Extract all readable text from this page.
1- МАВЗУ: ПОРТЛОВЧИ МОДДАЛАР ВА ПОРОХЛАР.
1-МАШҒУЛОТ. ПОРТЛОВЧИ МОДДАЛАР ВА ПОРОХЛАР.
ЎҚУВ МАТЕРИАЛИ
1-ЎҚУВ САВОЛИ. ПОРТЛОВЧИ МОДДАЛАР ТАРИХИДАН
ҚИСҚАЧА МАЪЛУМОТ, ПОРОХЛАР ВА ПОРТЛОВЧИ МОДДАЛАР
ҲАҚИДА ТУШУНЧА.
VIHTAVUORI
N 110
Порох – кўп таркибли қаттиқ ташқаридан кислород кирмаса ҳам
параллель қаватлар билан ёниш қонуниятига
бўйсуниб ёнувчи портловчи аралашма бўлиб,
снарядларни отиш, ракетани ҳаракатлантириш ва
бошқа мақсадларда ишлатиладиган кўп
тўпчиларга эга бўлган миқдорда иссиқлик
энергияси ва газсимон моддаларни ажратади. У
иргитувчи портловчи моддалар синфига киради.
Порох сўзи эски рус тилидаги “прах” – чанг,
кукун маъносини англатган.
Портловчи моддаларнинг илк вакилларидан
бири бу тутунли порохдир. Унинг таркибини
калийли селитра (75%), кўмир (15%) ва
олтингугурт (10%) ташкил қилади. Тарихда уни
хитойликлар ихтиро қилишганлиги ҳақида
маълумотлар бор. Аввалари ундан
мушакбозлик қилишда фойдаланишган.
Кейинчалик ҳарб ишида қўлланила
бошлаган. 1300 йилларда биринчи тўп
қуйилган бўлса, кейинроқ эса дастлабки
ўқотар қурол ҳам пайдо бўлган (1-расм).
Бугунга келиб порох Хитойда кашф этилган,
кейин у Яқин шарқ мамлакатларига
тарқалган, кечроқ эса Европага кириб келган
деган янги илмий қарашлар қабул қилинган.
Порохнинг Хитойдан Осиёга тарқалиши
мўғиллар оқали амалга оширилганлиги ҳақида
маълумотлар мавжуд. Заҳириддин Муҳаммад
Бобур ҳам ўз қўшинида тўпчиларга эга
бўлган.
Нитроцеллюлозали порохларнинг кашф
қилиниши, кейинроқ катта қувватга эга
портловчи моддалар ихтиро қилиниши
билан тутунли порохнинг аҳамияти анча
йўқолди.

*****

Repeat the data verbatim.

Extract all readable text from this page.
1- МАВЗУ: ПОРТЛОВЧИ МОДДАЛАР ВА ПОРОХЛАР.
1-МАШҒУЛОТ. ПОРТЛОВЧИ МОДДАЛАР ВА ПОРОХЛАР.
ЎҚУВ МАТЕРИАЛИ
1-ЎҚУВ САВОЛИ. ПОРТЛОВЧИ МОДДАЛАР ТАРИХИДАН
ҚИСҚАЧА МАЪЛУМОТ, ПОРОХЛАР ВА ПОРТЛОВЧИ МОДДАЛАР
ҲАҚИДА ТУШУНЧА.
VIHTAVUORI
N 110
Порох – кўп таркибли қаттиқ ташқаридан кислород кирмаса ҳам
параллель қаватлар билан ёниш қонуниятига
бўйсуниб ёнувчи портловчи аралашма бўлиб,
снарядларни отиш, ракетани ҳаракатлантириш ва
бошқа мақсадларда ишлатиладиган кўп
тўпчиларга эга бўлган миқдорда иссиқлик
энергияси ва газсимон моддаларни ажратади. У
иргитувчи портловчи моддалар синфига киради.
Порох сўзи эски рус тилидаги “прах” – чанг,
кукун маъносини англатган.
Портловчи моддаларнинг илк вакилларидан
бири бу тутунли порохдир. Унинг таркибини
калийли селитра (75%), кўмир (15%) ва
олтингугурт (10%) ташкил қилади. Тарихда уни
хитойликлар ихтиро қилишганлиги ҳақида
маълумотлар бор. Аввалари ундан
мушакбозлик қилишда фойдаланишган.
Кейинчалик ҳарб ишида қўлланила
бошлаган. 1300 йилларда биринчи тўп
қуйилган бўлса, кейинроқ эса дастлабки
ўқотар қурол ҳам пайдо бўлган (1-расм).
Бугунга келиб порох Хитойда кашф этилган,
кейин у Яқин шарқ мамлакатларига
тарқалган, кечроқ эса Европага кириб келган
деган янги илмий қарашлар қабул қилинган.
Порохнинг Хитойдан Осиёга тарқалиши
мўғиллар оқали амалга оширилганлиги ҳақида
маълумотлар мавжуд. Заҳириддин Муҳаммад
Бобур ҳам ўз қўшинида тўпчиларга эга
бўлган.
Нитроцеллюлозали порохларнинг кашф
қилиниши, кейинроқ катта қувватга эга
портловчи моддалар ихтиро қилиниши
билан тутунли порохнинг аҳамияти анча
йўқолди.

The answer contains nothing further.